▸ Material provided:
+++
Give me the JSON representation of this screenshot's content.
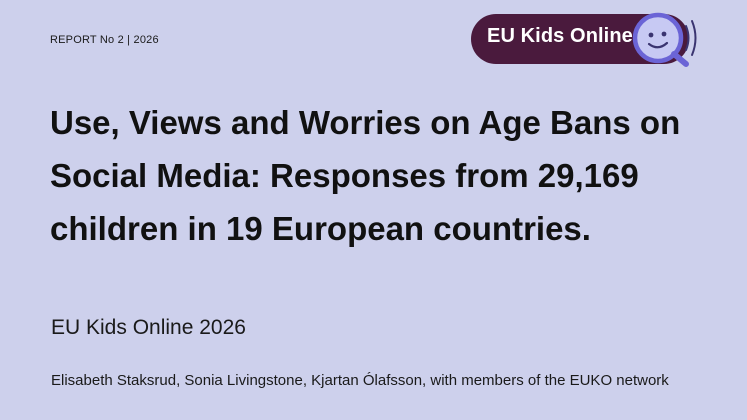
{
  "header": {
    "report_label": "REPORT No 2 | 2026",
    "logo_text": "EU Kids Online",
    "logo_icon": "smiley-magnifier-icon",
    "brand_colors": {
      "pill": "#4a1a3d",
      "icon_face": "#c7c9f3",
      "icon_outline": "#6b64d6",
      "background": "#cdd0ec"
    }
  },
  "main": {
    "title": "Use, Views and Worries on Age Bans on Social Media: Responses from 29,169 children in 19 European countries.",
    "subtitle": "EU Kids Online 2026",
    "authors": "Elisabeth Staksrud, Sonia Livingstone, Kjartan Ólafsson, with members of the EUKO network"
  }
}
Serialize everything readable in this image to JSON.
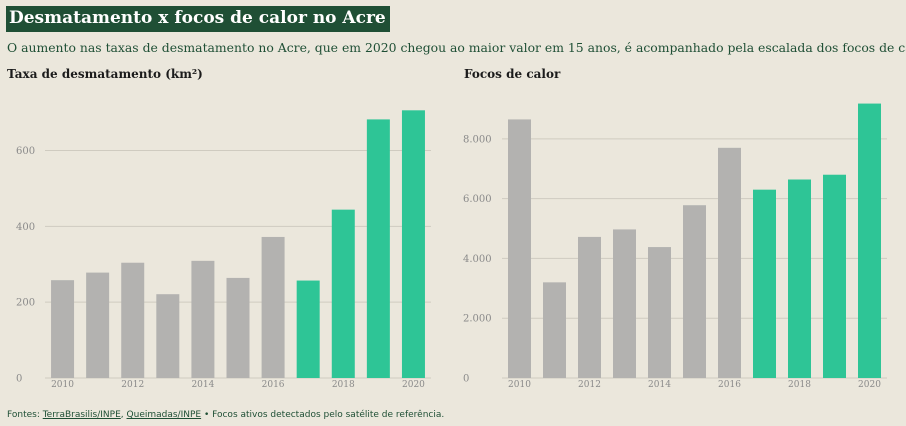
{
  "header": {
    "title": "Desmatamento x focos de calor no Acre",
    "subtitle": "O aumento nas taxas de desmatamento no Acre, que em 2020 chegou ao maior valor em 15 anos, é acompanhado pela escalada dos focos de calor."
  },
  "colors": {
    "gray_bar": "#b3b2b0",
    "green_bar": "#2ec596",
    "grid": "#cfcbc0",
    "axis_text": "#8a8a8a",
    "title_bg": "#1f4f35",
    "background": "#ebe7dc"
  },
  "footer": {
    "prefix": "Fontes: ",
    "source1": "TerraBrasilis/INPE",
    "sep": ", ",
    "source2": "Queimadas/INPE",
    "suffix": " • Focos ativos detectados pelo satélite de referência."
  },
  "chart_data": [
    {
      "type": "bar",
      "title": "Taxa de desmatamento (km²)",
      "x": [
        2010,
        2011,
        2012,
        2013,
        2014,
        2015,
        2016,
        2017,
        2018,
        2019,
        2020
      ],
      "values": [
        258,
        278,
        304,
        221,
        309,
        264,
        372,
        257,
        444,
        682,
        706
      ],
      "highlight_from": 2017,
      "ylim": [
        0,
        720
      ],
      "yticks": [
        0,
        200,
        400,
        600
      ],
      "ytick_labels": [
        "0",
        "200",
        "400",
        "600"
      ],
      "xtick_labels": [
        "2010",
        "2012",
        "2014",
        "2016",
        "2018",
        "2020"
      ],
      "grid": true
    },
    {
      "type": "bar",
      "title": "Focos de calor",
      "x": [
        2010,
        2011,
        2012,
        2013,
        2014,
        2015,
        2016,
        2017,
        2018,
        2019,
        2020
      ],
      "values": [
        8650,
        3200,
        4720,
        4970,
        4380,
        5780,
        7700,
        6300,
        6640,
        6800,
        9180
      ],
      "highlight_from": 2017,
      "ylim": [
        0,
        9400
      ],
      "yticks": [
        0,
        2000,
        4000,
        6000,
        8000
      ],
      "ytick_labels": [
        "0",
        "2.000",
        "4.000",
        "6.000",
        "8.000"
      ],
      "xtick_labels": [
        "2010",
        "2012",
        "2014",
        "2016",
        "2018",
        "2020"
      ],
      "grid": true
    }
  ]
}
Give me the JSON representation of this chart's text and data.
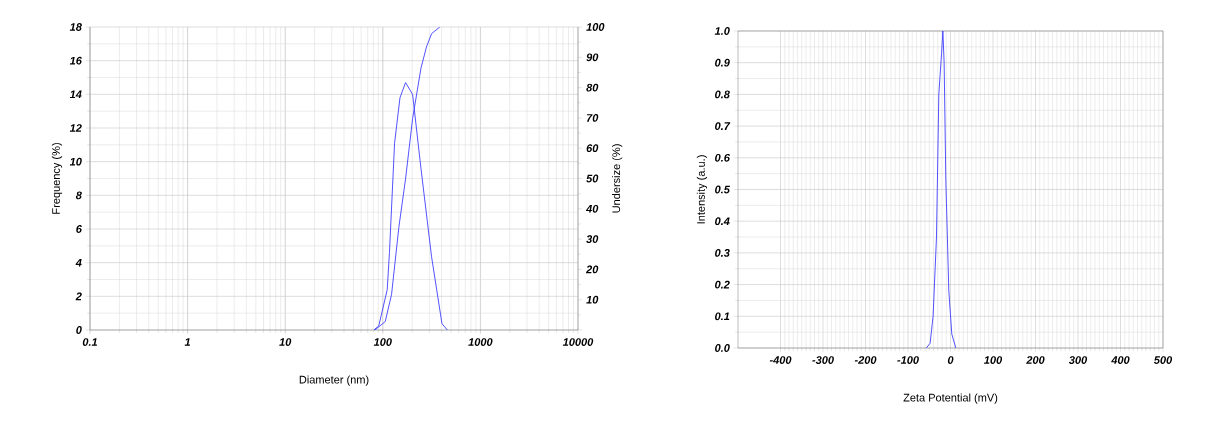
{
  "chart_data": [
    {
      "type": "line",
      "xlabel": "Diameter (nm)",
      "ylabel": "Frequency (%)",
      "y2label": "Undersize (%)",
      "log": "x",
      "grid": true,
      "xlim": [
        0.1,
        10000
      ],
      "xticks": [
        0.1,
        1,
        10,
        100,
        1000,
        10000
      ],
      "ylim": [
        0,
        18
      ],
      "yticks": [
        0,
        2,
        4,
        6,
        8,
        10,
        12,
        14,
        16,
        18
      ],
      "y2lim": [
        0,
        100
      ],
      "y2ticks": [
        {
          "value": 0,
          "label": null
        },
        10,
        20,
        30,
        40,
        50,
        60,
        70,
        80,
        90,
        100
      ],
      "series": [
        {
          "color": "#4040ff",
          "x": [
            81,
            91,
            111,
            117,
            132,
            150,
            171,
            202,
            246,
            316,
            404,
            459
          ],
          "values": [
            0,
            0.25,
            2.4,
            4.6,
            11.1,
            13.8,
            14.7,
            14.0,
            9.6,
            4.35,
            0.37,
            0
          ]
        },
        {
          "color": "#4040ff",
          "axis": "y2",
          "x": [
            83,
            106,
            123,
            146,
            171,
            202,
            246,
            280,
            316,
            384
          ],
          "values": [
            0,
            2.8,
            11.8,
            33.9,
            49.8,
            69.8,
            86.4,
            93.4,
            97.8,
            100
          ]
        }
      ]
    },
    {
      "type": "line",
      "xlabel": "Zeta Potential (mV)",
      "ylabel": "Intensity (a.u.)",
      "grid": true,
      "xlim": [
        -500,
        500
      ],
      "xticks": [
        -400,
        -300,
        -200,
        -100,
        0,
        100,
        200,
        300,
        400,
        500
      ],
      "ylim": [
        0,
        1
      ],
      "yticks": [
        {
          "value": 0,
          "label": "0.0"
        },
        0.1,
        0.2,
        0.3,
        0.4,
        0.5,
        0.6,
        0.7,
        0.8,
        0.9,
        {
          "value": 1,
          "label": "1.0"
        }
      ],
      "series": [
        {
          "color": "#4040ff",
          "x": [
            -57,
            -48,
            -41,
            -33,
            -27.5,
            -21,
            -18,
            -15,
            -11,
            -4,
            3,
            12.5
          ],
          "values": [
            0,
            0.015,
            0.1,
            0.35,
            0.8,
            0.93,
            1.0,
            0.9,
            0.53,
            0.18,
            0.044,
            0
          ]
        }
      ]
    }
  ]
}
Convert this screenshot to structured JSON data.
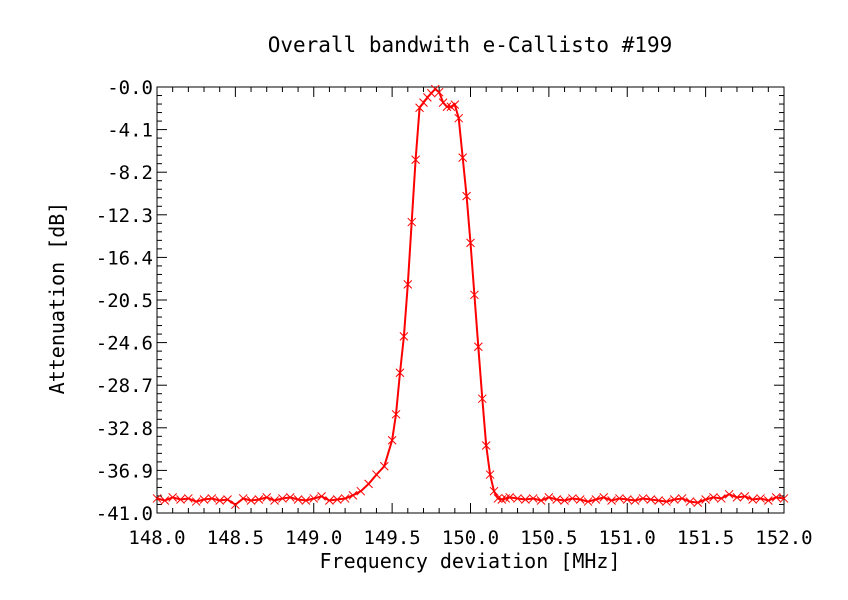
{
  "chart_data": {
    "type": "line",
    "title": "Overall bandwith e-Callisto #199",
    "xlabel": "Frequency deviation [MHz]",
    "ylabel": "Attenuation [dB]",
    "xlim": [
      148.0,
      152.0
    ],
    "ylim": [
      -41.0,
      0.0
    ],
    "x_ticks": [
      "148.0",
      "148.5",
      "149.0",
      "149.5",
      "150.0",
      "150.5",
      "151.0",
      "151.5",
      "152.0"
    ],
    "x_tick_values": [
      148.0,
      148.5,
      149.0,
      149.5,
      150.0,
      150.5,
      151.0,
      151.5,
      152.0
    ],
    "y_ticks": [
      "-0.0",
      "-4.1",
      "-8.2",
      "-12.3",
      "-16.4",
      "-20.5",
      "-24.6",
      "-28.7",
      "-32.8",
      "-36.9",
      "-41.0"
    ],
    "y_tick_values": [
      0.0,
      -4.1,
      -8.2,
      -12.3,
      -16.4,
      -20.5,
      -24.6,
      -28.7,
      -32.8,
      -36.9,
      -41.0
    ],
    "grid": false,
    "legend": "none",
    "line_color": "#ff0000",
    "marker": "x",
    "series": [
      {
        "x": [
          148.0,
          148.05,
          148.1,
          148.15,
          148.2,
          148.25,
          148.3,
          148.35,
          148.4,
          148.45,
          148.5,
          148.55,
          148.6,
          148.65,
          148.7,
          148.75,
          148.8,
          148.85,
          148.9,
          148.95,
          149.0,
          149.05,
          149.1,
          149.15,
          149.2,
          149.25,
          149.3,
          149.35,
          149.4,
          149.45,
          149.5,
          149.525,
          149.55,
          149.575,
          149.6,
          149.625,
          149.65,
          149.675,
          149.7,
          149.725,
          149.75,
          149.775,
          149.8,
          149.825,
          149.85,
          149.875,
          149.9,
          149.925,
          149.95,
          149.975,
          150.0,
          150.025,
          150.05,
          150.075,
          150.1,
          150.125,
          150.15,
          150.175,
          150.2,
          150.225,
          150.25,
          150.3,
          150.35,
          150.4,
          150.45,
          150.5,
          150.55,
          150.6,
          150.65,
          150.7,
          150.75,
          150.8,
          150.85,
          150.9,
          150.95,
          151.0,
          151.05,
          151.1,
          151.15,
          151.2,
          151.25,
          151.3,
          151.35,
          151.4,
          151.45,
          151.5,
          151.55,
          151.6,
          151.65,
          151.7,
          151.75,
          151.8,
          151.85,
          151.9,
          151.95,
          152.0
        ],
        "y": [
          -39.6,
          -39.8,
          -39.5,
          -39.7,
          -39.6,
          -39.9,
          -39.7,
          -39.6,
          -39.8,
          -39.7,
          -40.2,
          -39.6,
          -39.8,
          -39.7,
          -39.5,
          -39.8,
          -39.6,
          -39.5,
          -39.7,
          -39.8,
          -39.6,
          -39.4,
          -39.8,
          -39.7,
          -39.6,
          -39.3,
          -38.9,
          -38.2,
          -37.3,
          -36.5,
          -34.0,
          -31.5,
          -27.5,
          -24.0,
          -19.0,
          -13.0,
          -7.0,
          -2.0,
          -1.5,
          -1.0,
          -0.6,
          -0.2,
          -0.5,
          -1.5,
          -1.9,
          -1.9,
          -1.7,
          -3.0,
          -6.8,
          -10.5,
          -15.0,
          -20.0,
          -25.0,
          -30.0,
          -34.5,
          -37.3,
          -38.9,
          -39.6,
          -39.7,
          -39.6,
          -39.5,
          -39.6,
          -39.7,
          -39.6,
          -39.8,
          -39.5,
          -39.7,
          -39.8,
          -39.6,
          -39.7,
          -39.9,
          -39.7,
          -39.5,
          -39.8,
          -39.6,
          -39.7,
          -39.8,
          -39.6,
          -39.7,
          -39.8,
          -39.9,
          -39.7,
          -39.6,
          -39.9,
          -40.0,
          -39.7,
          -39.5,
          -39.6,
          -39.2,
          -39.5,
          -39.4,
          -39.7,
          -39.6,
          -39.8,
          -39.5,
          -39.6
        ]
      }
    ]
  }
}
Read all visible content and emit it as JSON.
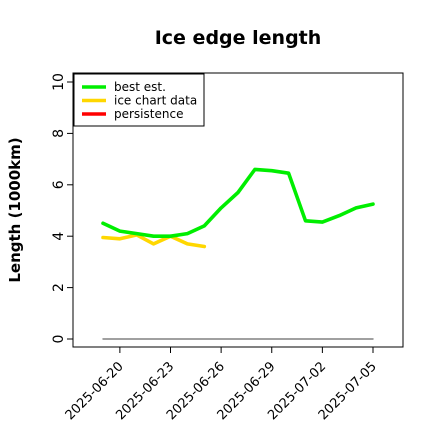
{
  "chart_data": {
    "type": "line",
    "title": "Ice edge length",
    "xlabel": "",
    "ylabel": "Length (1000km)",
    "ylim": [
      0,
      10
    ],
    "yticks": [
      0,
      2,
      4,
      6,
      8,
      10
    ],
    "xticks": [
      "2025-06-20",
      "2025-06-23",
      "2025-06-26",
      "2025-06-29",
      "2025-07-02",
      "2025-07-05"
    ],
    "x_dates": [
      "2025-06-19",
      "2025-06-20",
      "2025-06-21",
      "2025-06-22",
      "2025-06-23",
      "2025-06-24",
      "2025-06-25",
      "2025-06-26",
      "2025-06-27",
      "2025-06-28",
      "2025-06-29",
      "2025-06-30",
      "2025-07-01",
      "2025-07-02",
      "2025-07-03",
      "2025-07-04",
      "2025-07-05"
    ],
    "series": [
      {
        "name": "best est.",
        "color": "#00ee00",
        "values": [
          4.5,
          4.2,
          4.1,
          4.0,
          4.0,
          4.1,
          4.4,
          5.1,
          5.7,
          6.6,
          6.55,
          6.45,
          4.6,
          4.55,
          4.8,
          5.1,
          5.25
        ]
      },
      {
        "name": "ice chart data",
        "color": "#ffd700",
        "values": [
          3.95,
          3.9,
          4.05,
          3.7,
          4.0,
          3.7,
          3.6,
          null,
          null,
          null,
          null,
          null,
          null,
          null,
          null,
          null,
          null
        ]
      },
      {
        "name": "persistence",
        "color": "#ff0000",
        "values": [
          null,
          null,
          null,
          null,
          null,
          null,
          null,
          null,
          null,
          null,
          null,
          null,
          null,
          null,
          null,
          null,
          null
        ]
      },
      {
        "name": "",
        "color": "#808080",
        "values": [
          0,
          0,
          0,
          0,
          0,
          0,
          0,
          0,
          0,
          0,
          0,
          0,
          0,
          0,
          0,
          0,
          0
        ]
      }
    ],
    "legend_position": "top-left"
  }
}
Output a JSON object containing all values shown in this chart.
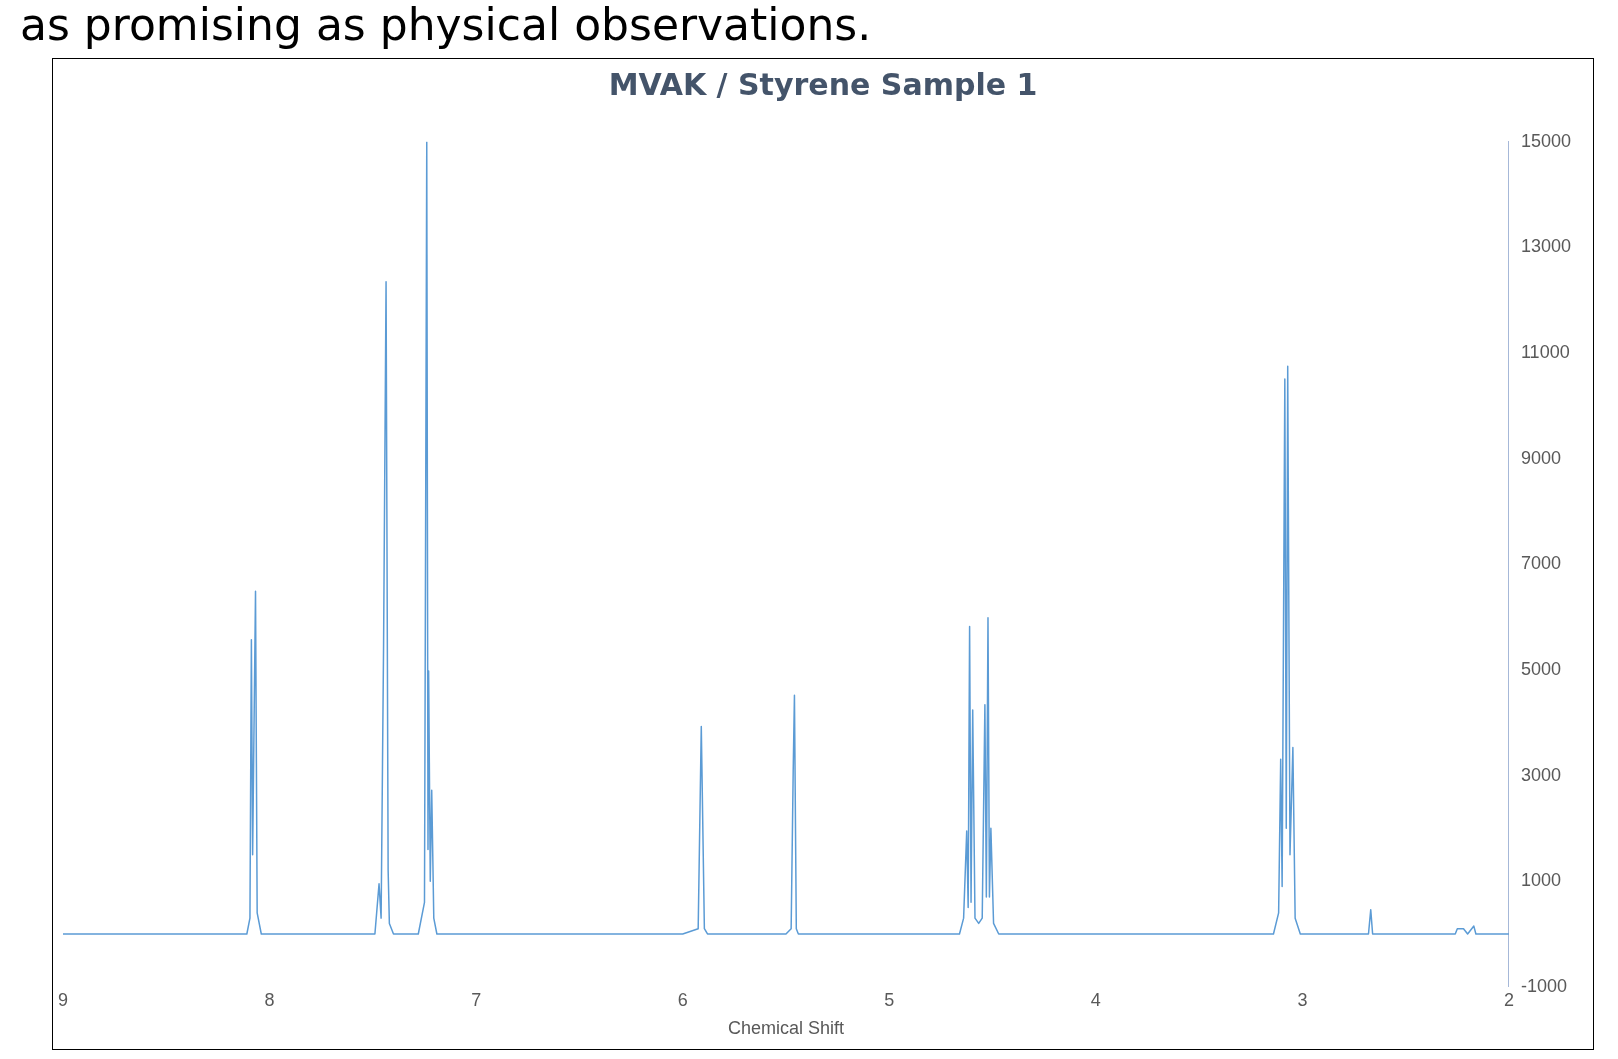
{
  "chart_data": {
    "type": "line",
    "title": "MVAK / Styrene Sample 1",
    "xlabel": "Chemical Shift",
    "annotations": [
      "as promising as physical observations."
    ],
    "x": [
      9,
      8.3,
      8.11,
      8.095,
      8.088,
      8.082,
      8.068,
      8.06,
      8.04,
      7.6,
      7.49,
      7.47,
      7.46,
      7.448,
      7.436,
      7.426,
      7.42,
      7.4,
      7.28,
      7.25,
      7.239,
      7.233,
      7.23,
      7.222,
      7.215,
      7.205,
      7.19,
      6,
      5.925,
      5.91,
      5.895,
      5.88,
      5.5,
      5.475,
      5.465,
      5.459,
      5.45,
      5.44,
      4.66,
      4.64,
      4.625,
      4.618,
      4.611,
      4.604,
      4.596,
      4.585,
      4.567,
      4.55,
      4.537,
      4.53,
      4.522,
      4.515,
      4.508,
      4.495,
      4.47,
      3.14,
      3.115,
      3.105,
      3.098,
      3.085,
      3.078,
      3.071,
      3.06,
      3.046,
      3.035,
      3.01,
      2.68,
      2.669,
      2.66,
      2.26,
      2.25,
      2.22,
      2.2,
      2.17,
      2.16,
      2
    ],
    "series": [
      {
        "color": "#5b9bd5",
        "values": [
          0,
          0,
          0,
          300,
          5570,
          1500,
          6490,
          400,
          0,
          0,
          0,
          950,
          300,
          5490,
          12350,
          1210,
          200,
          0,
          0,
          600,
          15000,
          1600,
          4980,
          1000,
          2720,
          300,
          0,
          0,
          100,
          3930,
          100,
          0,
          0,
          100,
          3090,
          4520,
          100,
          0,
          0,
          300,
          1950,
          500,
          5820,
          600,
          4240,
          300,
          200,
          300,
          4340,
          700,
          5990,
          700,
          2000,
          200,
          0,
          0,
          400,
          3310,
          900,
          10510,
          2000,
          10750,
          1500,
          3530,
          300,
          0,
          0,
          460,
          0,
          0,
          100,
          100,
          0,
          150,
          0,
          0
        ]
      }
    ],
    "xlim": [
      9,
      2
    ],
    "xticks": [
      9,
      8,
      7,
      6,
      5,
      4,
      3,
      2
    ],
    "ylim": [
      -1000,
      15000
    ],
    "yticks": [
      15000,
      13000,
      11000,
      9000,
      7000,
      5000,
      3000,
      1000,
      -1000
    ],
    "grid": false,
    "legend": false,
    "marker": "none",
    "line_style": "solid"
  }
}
+++
▸ Exercise objective:
Go through the records and gather the lines that hold "Online".

▸ Answer for the task:
    "logo_text": "EU Kids Online",
    "subtitle": "EU Kids Online 2026",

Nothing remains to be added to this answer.